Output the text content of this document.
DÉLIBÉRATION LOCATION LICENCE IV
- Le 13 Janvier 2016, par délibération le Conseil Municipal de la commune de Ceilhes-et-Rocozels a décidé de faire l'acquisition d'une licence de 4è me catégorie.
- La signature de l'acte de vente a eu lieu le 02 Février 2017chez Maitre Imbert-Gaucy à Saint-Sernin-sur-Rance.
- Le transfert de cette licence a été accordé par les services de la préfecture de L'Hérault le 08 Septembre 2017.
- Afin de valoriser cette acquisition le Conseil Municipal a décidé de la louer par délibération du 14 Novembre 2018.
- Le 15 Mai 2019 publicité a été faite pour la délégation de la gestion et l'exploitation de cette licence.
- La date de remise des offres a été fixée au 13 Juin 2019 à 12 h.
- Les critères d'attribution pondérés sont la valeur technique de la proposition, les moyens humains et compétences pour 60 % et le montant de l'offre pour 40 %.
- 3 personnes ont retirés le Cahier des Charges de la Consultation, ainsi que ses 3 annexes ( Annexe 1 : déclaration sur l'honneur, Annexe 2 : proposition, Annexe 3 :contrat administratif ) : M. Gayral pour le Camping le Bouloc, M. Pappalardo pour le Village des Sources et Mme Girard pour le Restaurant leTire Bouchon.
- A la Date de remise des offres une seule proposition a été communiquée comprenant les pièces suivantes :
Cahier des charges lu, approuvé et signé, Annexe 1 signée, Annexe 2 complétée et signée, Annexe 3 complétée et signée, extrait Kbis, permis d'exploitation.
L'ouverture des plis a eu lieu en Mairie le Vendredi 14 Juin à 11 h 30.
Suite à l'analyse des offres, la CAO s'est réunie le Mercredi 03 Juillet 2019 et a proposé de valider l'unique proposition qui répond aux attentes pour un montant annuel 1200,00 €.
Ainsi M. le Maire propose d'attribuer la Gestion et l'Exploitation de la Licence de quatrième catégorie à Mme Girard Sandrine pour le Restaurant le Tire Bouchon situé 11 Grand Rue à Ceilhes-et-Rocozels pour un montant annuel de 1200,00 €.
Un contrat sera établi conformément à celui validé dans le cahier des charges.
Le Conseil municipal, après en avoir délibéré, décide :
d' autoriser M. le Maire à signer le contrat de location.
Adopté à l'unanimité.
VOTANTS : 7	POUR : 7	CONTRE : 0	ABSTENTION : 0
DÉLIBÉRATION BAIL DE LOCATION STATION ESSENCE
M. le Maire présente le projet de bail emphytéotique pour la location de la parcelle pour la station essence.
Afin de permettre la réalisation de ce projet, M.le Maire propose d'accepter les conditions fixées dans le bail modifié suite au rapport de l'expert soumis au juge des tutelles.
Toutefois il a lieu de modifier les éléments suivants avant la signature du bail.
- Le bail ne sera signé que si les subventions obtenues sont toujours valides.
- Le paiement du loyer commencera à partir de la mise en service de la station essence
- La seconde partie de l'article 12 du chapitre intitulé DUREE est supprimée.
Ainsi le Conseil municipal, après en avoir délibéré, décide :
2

Aim of the task:
All of the entries above must be quoted exactly.

Written solution:
Output the text content of this document.
DÉLIBÉRATION LOCATION LICENCE IV
- Le 13 Janvier 2016, par délibération le Conseil Municipal de la commune de Ceilhes-et-Rocozels a décidé de faire l'acquisition d'une licence de 4è me catégorie.
- La signature de l'acte de vente a eu lieu le 02 Février 2017chez Maitre Imbert-Gaucy à Saint-Sernin-sur-Rance.
- Le transfert de cette licence a été accordé par les services de la préfecture de L'Hérault le 08 Septembre 2017.
- Afin de valoriser cette acquisition le Conseil Municipal a décidé de la louer par délibération du 14 Novembre 2018.
- Le 15 Mai 2019 publicité a été faite pour la délégation de la gestion et l'exploitation de cette licence.
- La date de remise des offres a été fixée au 13 Juin 2019 à 12 h.
- Les critères d'attribution pondérés sont la valeur technique de la proposition, les moyens humains et compétences pour 60 % et le montant de l'offre pour 40 %.
- 3 personnes ont retirés le Cahier des Charges de la Consultation, ainsi que ses 3 annexes ( Annexe 1 : déclaration sur l'honneur, Annexe 2 : proposition, Annexe 3 :contrat administratif ) : M. Gayral pour le Camping le Bouloc, M. Pappalardo pour le Village des Sources et Mme Girard pour le Restaurant leTire Bouchon.
- A la Date de remise des offres une seule proposition a été communiquée comprenant les pièces suivantes :
Cahier des charges lu, approuvé et signé, Annexe 1 signée, Annexe 2 complétée et signée, Annexe 3 complétée et signée, extrait Kbis, permis d'exploitation.
L'ouverture des plis a eu lieu en Mairie le Vendredi 14 Juin à 11 h 30.
Suite à l'analyse des offres, la CAO s'est réunie le Mercredi 03 Juillet 2019 et a proposé de valider l'unique proposition qui répond aux attentes pour un montant annuel 1200,00 €.
Ainsi M. le Maire propose d'attribuer la Gestion et l'Exploitation de la Licence de quatrième catégorie à Mme Girard Sandrine pour le Restaurant le Tire Bouchon situé 11 Grand Rue à Ceilhes-et-Rocozels pour un montant annuel de 1200,00 €.
Un contrat sera établi conformément à celui validé dans le cahier des charges.
Le Conseil municipal, après en avoir délibéré, décide :
d' autoriser M. le Maire à signer le contrat de location.
Adopté à l'unanimité.
VOTANTS : 7	POUR : 7	CONTRE : 0	ABSTENTION : 0
DÉLIBÉRATION BAIL DE LOCATION STATION ESSENCE
M. le Maire présente le projet de bail emphytéotique pour la location de la parcelle pour la station essence.
Afin de permettre la réalisation de ce projet, M.le Maire propose d'accepter les conditions fixées dans le bail modifié suite au rapport de l'expert soumis au juge des tutelles.
Toutefois il a lieu de modifier les éléments suivants avant la signature du bail.
- Le bail ne sera signé que si les subventions obtenues sont toujours valides.
- Le paiement du loyer commencera à partir de la mise en service de la station essence
- La seconde partie de l'article 12 du chapitre intitulé DUREE est supprimée.
Ainsi le Conseil municipal, après en avoir délibéré, décide :
2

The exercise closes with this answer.